Given instruction ::
Tally the lines in the following entries that include the word "Execution"; state only the total.

Records supplied ::
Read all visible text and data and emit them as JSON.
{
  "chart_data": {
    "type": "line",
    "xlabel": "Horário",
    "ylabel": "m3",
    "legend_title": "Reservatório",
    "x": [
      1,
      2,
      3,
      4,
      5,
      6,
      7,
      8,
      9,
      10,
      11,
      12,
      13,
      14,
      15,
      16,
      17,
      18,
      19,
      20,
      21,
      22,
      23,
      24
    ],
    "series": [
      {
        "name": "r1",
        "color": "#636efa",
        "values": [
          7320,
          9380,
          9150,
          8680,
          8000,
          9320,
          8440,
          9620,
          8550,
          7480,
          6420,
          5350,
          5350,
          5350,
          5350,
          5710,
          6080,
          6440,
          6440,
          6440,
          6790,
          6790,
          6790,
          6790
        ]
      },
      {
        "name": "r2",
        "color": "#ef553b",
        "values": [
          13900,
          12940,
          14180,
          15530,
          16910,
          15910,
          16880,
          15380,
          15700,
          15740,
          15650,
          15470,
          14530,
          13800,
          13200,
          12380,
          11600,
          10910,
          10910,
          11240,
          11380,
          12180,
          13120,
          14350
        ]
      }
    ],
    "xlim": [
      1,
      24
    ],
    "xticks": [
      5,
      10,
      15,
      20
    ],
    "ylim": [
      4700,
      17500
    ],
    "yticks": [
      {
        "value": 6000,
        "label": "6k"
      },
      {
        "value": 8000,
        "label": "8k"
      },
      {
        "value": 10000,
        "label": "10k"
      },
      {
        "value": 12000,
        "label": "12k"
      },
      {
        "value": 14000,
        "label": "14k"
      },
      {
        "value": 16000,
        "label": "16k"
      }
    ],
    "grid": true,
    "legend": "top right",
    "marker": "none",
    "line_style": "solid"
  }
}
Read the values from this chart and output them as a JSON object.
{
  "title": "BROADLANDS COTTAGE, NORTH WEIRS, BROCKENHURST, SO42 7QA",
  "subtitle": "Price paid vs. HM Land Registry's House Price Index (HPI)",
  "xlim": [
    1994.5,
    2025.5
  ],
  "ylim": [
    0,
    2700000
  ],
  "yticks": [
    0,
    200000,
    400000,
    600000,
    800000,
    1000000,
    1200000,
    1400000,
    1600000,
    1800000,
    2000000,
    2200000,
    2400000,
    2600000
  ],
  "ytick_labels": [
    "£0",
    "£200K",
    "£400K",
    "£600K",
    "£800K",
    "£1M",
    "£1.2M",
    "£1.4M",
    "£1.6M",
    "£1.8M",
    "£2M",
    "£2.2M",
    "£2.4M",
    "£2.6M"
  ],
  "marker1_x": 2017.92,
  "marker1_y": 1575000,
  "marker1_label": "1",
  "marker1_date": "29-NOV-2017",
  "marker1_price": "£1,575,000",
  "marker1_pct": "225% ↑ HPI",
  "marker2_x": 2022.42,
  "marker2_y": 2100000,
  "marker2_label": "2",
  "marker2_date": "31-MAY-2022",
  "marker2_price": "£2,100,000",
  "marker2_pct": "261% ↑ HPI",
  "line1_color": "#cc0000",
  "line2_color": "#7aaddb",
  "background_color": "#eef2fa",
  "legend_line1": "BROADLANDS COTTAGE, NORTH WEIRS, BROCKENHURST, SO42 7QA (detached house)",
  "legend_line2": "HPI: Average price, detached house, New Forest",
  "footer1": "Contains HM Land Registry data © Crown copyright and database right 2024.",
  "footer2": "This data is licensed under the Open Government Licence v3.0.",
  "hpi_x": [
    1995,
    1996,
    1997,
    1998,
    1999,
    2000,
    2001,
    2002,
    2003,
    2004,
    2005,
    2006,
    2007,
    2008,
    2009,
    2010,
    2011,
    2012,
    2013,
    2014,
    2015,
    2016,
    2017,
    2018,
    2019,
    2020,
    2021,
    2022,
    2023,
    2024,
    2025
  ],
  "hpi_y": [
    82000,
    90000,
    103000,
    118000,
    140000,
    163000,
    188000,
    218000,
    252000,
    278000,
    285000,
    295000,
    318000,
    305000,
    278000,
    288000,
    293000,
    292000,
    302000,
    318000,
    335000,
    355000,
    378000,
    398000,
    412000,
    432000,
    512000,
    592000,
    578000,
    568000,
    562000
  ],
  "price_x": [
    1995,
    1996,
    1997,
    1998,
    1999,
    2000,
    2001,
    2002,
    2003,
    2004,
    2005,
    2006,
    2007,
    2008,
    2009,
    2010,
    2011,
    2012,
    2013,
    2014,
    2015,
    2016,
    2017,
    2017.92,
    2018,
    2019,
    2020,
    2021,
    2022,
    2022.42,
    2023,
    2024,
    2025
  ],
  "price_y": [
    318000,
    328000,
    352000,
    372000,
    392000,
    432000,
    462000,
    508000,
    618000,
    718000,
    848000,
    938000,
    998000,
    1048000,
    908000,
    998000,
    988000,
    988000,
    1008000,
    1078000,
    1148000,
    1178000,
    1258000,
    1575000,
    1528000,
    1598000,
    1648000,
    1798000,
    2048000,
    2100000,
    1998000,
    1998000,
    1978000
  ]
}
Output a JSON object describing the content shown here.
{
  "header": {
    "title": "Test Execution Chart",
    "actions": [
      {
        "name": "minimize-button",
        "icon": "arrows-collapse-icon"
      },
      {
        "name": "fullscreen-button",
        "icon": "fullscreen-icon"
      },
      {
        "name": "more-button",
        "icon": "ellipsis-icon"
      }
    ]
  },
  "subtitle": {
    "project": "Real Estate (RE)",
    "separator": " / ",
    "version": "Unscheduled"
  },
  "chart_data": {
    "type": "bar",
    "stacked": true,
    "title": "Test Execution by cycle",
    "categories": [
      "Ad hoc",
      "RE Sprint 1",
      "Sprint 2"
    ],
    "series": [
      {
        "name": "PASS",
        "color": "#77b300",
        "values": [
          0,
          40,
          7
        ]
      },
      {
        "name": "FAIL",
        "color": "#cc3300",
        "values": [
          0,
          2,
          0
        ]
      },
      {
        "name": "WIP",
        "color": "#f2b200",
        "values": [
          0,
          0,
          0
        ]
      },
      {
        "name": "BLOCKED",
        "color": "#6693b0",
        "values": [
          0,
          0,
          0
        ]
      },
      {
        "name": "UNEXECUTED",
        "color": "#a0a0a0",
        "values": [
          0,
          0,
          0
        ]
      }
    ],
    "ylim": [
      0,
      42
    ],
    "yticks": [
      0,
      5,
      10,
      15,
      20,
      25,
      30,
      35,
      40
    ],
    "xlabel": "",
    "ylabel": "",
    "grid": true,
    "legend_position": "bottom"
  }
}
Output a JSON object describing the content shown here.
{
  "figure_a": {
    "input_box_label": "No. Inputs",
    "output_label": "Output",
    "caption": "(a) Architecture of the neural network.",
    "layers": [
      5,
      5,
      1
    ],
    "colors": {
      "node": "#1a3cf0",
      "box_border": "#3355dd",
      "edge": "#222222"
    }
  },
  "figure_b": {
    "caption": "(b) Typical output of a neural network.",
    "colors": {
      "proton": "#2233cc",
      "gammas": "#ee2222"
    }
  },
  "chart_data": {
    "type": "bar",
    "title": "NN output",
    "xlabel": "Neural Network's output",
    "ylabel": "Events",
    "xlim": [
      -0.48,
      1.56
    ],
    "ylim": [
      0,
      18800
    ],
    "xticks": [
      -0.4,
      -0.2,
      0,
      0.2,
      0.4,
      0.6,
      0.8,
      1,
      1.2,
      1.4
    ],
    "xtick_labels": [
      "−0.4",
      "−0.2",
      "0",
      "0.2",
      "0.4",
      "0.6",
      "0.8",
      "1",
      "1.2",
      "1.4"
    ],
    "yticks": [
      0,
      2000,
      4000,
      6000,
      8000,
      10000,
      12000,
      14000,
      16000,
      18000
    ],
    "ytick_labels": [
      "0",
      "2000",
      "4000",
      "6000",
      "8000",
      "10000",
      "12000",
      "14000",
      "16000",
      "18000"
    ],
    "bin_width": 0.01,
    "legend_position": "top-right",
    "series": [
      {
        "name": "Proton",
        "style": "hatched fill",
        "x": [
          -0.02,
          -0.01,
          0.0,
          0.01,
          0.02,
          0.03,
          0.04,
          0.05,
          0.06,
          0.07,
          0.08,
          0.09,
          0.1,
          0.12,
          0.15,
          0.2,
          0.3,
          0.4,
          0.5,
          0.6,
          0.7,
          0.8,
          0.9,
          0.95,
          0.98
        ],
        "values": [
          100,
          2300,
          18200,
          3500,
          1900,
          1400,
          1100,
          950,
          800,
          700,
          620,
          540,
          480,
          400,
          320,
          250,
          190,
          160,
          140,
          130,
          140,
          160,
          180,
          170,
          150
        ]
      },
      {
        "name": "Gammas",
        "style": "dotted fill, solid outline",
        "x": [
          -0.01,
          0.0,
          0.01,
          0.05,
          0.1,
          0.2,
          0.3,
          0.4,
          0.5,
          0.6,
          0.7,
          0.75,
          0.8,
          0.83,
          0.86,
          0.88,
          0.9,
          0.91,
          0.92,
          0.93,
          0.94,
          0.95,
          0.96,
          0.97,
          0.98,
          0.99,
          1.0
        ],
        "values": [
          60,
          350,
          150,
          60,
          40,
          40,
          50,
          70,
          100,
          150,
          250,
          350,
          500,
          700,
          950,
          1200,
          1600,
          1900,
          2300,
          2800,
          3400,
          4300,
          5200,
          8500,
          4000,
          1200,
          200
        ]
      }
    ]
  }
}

Solved problem ::
2